# Job
Keep the wording of each record exactly the same when you repeat it, and leave out pictures.

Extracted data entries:
[Begin]

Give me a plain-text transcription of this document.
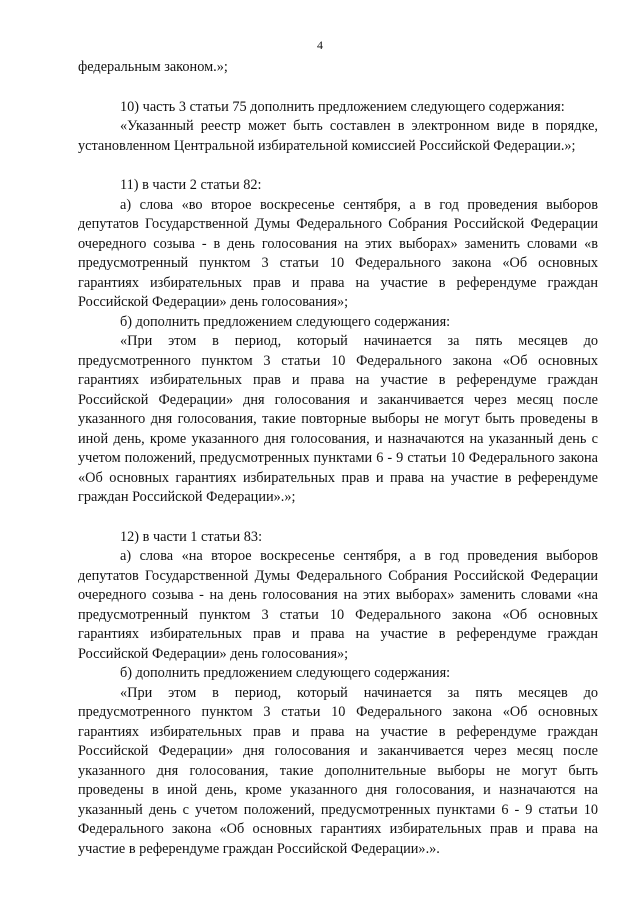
4

федеральным законом.»;

10) часть 3 статьи 75 дополнить предложением следующего содержания:

«Указанный реестр может быть составлен в электронном виде в порядке, установленном Центральной избирательной комиссией Российской Федерации.»;

11) в части 2 статьи 82:

а) слова «во второе воскресенье сентября, а в год проведения выборов депутатов Государственной Думы Федерального Собрания Российской Федерации очередного созыва - в день голосования на этих выборах» заменить словами «в предусмотренный пунктом 3 статьи 10 Федерального закона «Об основных гарантиях избирательных прав и права на участие в референдуме граждан Российской Федерации» день голосования»;

б) дополнить предложением следующего содержания:

«При этом в период, который начинается за пять месяцев до предусмотренного пунктом 3 статьи 10 Федерального закона «Об основных гарантиях избирательных прав и права на участие в референдуме граждан Российской Федерации» дня голосования и заканчивается через месяц после указанного дня голосования, такие повторные выборы не могут быть проведены в иной день, кроме указанного дня голосования, и назначаются на указанный день с учетом положений, предусмотренных пунктами 6 - 9 статьи 10 Федерального закона «Об основных гарантиях избирательных прав и права на участие в референдуме граждан Российской Федерации».»;

12) в части 1 статьи 83:

а) слова «на второе воскресенье сентября, а в год проведения выборов депутатов Государственной Думы Федерального Собрания Российской Федерации очередного созыва - на день голосования на этих выборах» заменить словами «на предусмотренный пунктом 3 статьи 10 Федерального закона «Об основных гарантиях избирательных прав и права на участие в референдуме граждан Российской Федерации» день голосования»;

б) дополнить предложением следующего содержания:

«При этом в период, который начинается за пять месяцев до предусмотренного пунктом 3 статьи 10 Федерального закона «Об основных гарантиях избирательных прав и права на участие в референдуме граждан Российской Федерации» дня голосования и заканчивается через месяц после указанного дня голосования, такие дополнительные выборы не могут быть проведены в иной день, кроме указанного дня голосования, и назначаются на указанный день с учетом положений, предусмотренных пунктами 6 - 9 статьи 10 Федерального закона «Об основных гарантиях избирательных прав и права на участие в референдуме граждан Российской Федерации».».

[End]

# Reply to the exercise
Give me a plain-text transcription of this document.
4

федеральным законом.»;

10) часть 3 статьи 75 дополнить предложением следующего содержания:

«Указанный реестр может быть составлен в электронном виде в порядке, установленном Центральной избирательной комиссией Российской Федерации.»;

11) в части 2 статьи 82:

а) слова «во второе воскресенье сентября, а в год проведения выборов депутатов Государственной Думы Федерального Собрания Российской Федерации очередного созыва - в день голосования на этих выборах» заменить словами «в предусмотренный пунктом 3 статьи 10 Федерального закона «Об основных гарантиях избирательных прав и права на участие в референдуме граждан Российской Федерации» день голосования»;

б) дополнить предложением следующего содержания:

«При этом в период, который начинается за пять месяцев до предусмотренного пунктом 3 статьи 10 Федерального закона «Об основных гарантиях избирательных прав и права на участие в референдуме граждан Российской Федерации» дня голосования и заканчивается через месяц после указанного дня голосования, такие повторные выборы не могут быть проведены в иной день, кроме указанного дня голосования, и назначаются на указанный день с учетом положений, предусмотренных пунктами 6 - 9 статьи 10 Федерального закона «Об основных гарантиях избирательных прав и права на участие в референдуме граждан Российской Федерации».»;

12) в части 1 статьи 83:

а) слова «на второе воскресенье сентября, а в год проведения выборов депутатов Государственной Думы Федерального Собрания Российской Федерации очередного созыва - на день голосования на этих выборах» заменить словами «на предусмотренный пунктом 3 статьи 10 Федерального закона «Об основных гарантиях избирательных прав и права на участие в референдуме граждан Российской Федерации» день голосования»;

б) дополнить предложением следующего содержания:

«При этом в период, который начинается за пять месяцев до предусмотренного пунктом 3 статьи 10 Федерального закона «Об основных гарантиях избирательных прав и права на участие в референдуме граждан Российской Федерации» дня голосования и заканчивается через месяц после указанного дня голосования, такие дополнительные выборы не могут быть проведены в иной день, кроме указанного дня голосования, и назначаются на указанный день с учетом положений, предусмотренных пунктами 6 - 9 статьи 10 Федерального закона «Об основных гарантиях избирательных прав и права на участие в референдуме граждан Российской Федерации».».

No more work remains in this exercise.